◆ Input:
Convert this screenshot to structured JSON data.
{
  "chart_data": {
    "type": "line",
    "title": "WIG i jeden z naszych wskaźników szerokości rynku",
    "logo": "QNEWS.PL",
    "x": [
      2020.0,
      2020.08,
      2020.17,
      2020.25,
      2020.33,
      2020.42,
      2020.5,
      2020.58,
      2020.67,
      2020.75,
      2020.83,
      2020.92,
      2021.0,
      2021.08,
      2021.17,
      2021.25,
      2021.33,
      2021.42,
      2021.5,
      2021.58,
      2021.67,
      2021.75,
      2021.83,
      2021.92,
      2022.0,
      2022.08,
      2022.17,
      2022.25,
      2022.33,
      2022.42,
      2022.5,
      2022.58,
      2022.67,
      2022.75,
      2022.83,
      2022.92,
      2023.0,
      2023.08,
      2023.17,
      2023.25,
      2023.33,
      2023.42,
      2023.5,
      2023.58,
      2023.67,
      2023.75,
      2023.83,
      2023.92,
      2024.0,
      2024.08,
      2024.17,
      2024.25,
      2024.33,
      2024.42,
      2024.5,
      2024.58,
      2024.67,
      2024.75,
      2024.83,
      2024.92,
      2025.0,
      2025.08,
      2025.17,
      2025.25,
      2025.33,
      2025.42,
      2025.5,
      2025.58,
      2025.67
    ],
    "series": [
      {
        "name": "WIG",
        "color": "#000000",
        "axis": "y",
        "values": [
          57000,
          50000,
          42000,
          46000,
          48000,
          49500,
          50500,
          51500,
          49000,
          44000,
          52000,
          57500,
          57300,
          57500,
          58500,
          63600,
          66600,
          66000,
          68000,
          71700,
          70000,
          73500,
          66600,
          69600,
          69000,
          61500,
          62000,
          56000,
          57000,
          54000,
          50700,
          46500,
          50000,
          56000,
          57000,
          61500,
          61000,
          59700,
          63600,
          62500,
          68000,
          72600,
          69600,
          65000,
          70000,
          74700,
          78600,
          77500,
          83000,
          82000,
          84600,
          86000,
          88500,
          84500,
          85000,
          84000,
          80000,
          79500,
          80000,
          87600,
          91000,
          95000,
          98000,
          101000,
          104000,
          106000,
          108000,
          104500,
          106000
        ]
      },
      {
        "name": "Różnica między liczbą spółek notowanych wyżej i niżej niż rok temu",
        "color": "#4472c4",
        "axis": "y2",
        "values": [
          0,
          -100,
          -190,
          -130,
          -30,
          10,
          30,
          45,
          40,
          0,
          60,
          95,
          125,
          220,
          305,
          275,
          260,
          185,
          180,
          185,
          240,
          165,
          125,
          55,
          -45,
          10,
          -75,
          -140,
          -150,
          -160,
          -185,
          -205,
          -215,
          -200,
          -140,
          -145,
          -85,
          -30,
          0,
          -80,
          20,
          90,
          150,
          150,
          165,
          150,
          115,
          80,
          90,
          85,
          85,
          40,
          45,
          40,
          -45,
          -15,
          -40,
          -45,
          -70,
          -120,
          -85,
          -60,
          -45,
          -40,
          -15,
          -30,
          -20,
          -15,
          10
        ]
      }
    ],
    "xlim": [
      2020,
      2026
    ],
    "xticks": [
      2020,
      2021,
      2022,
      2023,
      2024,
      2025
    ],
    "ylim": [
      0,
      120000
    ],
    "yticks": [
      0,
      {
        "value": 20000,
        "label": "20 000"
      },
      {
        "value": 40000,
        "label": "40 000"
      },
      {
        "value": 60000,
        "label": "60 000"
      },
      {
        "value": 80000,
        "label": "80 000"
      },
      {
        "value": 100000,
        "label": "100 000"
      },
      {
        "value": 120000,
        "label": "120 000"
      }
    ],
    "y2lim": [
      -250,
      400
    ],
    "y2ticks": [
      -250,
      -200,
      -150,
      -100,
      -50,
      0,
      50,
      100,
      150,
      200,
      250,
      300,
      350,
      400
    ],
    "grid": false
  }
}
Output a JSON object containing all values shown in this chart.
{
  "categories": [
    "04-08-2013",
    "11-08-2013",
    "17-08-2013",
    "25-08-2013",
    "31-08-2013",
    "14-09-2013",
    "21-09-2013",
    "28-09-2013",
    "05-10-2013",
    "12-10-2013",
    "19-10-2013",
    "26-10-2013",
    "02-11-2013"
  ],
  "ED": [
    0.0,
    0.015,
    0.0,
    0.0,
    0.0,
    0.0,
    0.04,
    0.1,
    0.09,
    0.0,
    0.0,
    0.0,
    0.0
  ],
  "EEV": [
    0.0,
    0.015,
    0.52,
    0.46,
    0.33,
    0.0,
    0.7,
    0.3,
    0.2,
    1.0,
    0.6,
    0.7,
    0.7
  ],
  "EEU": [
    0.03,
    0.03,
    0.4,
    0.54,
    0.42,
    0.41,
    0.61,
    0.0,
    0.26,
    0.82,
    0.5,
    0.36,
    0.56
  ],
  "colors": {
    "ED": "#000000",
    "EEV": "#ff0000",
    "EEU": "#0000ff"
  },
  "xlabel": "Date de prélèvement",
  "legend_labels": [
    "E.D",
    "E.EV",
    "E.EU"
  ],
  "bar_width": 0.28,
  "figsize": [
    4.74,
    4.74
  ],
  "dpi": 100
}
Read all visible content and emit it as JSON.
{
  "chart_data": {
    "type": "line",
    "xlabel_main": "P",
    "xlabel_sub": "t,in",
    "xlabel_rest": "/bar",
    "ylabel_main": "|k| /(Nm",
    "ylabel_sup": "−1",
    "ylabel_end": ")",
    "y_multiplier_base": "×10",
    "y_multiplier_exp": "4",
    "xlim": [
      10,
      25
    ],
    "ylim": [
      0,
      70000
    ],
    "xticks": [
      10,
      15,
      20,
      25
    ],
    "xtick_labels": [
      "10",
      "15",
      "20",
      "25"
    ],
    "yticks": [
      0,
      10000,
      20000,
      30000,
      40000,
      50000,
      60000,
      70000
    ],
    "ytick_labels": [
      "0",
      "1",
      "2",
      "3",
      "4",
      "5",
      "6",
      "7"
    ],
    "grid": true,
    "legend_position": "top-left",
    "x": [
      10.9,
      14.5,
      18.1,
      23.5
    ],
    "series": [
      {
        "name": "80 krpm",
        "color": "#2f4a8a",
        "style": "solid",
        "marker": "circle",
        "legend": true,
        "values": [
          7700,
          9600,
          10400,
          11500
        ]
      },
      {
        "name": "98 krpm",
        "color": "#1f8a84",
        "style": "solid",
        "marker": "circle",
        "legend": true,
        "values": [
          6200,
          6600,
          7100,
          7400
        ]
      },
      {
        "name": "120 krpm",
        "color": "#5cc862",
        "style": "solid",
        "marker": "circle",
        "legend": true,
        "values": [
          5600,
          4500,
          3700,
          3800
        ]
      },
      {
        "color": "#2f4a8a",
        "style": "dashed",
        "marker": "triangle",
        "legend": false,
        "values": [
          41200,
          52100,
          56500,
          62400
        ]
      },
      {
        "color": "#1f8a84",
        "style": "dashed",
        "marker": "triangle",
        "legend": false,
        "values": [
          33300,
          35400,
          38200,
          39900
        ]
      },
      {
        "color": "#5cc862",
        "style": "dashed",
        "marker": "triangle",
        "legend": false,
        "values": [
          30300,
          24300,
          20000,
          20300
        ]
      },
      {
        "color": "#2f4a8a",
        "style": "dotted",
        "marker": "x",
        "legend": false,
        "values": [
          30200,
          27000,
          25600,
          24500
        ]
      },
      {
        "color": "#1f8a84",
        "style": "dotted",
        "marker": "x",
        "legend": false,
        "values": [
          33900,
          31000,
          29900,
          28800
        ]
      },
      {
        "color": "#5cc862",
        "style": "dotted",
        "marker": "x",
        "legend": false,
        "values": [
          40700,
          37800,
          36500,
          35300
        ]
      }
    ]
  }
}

◆ Written instruction: Take the entries above and transcribe them in full.

◆ Solution to the exercise:
Convert this screenshot to structured JSON data.
{
  "chart_data": {
    "type": "line",
    "title": "WIG i jeden z naszych wskaźników szerokości rynku",
    "logo": "QNEWS.PL",
    "x": [
      2020.0,
      2020.08,
      2020.17,
      2020.25,
      2020.33,
      2020.42,
      2020.5,
      2020.58,
      2020.67,
      2020.75,
      2020.83,
      2020.92,
      2021.0,
      2021.08,
      2021.17,
      2021.25,
      2021.33,
      2021.42,
      2021.5,
      2021.58,
      2021.67,
      2021.75,
      2021.83,
      2021.92,
      2022.0,
      2022.08,
      2022.17,
      2022.25,
      2022.33,
      2022.42,
      2022.5,
      2022.58,
      2022.67,
      2022.75,
      2022.83,
      2022.92,
      2023.0,
      2023.08,
      2023.17,
      2023.25,
      2023.33,
      2023.42,
      2023.5,
      2023.58,
      2023.67,
      2023.75,
      2023.83,
      2023.92,
      2024.0,
      2024.08,
      2024.17,
      2024.25,
      2024.33,
      2024.42,
      2024.5,
      2024.58,
      2024.67,
      2024.75,
      2024.83,
      2024.92,
      2025.0,
      2025.08,
      2025.17,
      2025.25,
      2025.33,
      2025.42,
      2025.5,
      2025.58,
      2025.67
    ],
    "series": [
      {
        "name": "WIG",
        "color": "#000000",
        "axis": "y",
        "values": [
          57000,
          50000,
          42000,
          46000,
          48000,
          49500,
          50500,
          51500,
          49000,
          44000,
          52000,
          57500,
          57300,
          57500,
          58500,
          63600,
          66600,
          66000,
          68000,
          71700,
          70000,
          73500,
          66600,
          69600,
          69000,
          61500,
          62000,
          56000,
          57000,
          54000,
          50700,
          46500,
          50000,
          56000,
          57000,
          61500,
          61000,
          59700,
          63600,
          62500,
          68000,
          72600,
          69600,
          65000,
          70000,
          74700,
          78600,
          77500,
          83000,
          82000,
          84600,
          86000,
          88500,
          84500,
          85000,
          84000,
          80000,
          79500,
          80000,
          87600,
          91000,
          95000,
          98000,
          101000,
          104000,
          106000,
          108000,
          104500,
          106000
        ]
      },
      {
        "name": "Różnica między liczbą spółek notowanych wyżej i niżej niż rok temu",
        "color": "#4472c4",
        "axis": "y2",
        "values": [
          0,
          -100,
          -190,
          -130,
          -30,
          10,
          30,
          45,
          40,
          0,
          60,
          95,
          125,
          220,
          305,
          275,
          260,
          185,
          180,
          185,
          240,
          165,
          125,
          55,
          -45,
          10,
          -75,
          -140,
          -150,
          -160,
          -185,
          -205,
          -215,
          -200,
          -140,
          -145,
          -85,
          -30,
          0,
          -80,
          20,
          90,
          150,
          150,
          165,
          150,
          115,
          80,
          90,
          85,
          85,
          40,
          45,
          40,
          -45,
          -15,
          -40,
          -45,
          -70,
          -120,
          -85,
          -60,
          -45,
          -40,
          -15,
          -30,
          -20,
          -15,
          10
        ]
      }
    ],
    "xlim": [
      2020,
      2026
    ],
    "xticks": [
      2020,
      2021,
      2022,
      2023,
      2024,
      2025
    ],
    "ylim": [
      0,
      120000
    ],
    "yticks": [
      0,
      {
        "value": 20000,
        "label": "20 000"
      },
      {
        "value": 40000,
        "label": "40 000"
      },
      {
        "value": 60000,
        "label": "60 000"
      },
      {
        "value": 80000,
        "label": "80 000"
      },
      {
        "value": 100000,
        "label": "100 000"
      },
      {
        "value": 120000,
        "label": "120 000"
      }
    ],
    "y2lim": [
      -250,
      400
    ],
    "y2ticks": [
      -250,
      -200,
      -150,
      -100,
      -50,
      0,
      50,
      100,
      150,
      200,
      250,
      300,
      350,
      400
    ],
    "grid": false
  }
}
Output a JSON object containing all values shown in this chart.
{
  "categories": [
    "04-08-2013",
    "11-08-2013",
    "17-08-2013",
    "25-08-2013",
    "31-08-2013",
    "14-09-2013",
    "21-09-2013",
    "28-09-2013",
    "05-10-2013",
    "12-10-2013",
    "19-10-2013",
    "26-10-2013",
    "02-11-2013"
  ],
  "ED": [
    0.0,
    0.015,
    0.0,
    0.0,
    0.0,
    0.0,
    0.04,
    0.1,
    0.09,
    0.0,
    0.0,
    0.0,
    0.0
  ],
  "EEV": [
    0.0,
    0.015,
    0.52,
    0.46,
    0.33,
    0.0,
    0.7,
    0.3,
    0.2,
    1.0,
    0.6,
    0.7,
    0.7
  ],
  "EEU": [
    0.03,
    0.03,
    0.4,
    0.54,
    0.42,
    0.41,
    0.61,
    0.0,
    0.26,
    0.82,
    0.5,
    0.36,
    0.56
  ],
  "colors": {
    "ED": "#000000",
    "EEV": "#ff0000",
    "EEU": "#0000ff"
  },
  "xlabel": "Date de prélèvement",
  "legend_labels": [
    "E.D",
    "E.EV",
    "E.EU"
  ],
  "bar_width": 0.28,
  "figsize": [
    4.74,
    4.74
  ],
  "dpi": 100
}
Read all visible content and emit it as JSON.
{
  "chart_data": {
    "type": "line",
    "xlabel_main": "P",
    "xlabel_sub": "t,in",
    "xlabel_rest": "/bar",
    "ylabel_main": "|k| /(Nm",
    "ylabel_sup": "−1",
    "ylabel_end": ")",
    "y_multiplier_base": "×10",
    "y_multiplier_exp": "4",
    "xlim": [
      10,
      25
    ],
    "ylim": [
      0,
      70000
    ],
    "xticks": [
      10,
      15,
      20,
      25
    ],
    "xtick_labels": [
      "10",
      "15",
      "20",
      "25"
    ],
    "yticks": [
      0,
      10000,
      20000,
      30000,
      40000,
      50000,
      60000,
      70000
    ],
    "ytick_labels": [
      "0",
      "1",
      "2",
      "3",
      "4",
      "5",
      "6",
      "7"
    ],
    "grid": true,
    "legend_position": "top-left",
    "x": [
      10.9,
      14.5,
      18.1,
      23.5
    ],
    "series": [
      {
        "name": "80 krpm",
        "color": "#2f4a8a",
        "style": "solid",
        "marker": "circle",
        "legend": true,
        "values": [
          7700,
          9600,
          10400,
          11500
        ]
      },
      {
        "name": "98 krpm",
        "color": "#1f8a84",
        "style": "solid",
        "marker": "circle",
        "legend": true,
        "values": [
          6200,
          6600,
          7100,
          7400
        ]
      },
      {
        "name": "120 krpm",
        "color": "#5cc862",
        "style": "solid",
        "marker": "circle",
        "legend": true,
        "values": [
          5600,
          4500,
          3700,
          3800
        ]
      },
      {
        "color": "#2f4a8a",
        "style": "dashed",
        "marker": "triangle",
        "legend": false,
        "values": [
          41200,
          52100,
          56500,
          62400
        ]
      },
      {
        "color": "#1f8a84",
        "style": "dashed",
        "marker": "triangle",
        "legend": false,
        "values": [
          33300,
          35400,
          38200,
          39900
        ]
      },
      {
        "color": "#5cc862",
        "style": "dashed",
        "marker": "triangle",
        "legend": false,
        "values": [
          30300,
          24300,
          20000,
          20300
        ]
      },
      {
        "color": "#2f4a8a",
        "style": "dotted",
        "marker": "x",
        "legend": false,
        "values": [
          30200,
          27000,
          25600,
          24500
        ]
      },
      {
        "color": "#1f8a84",
        "style": "dotted",
        "marker": "x",
        "legend": false,
        "values": [
          33900,
          31000,
          29900,
          28800
        ]
      },
      {
        "color": "#5cc862",
        "style": "dotted",
        "marker": "x",
        "legend": false,
        "values": [
          40700,
          37800,
          36500,
          35300
        ]
      }
    ]
  }
}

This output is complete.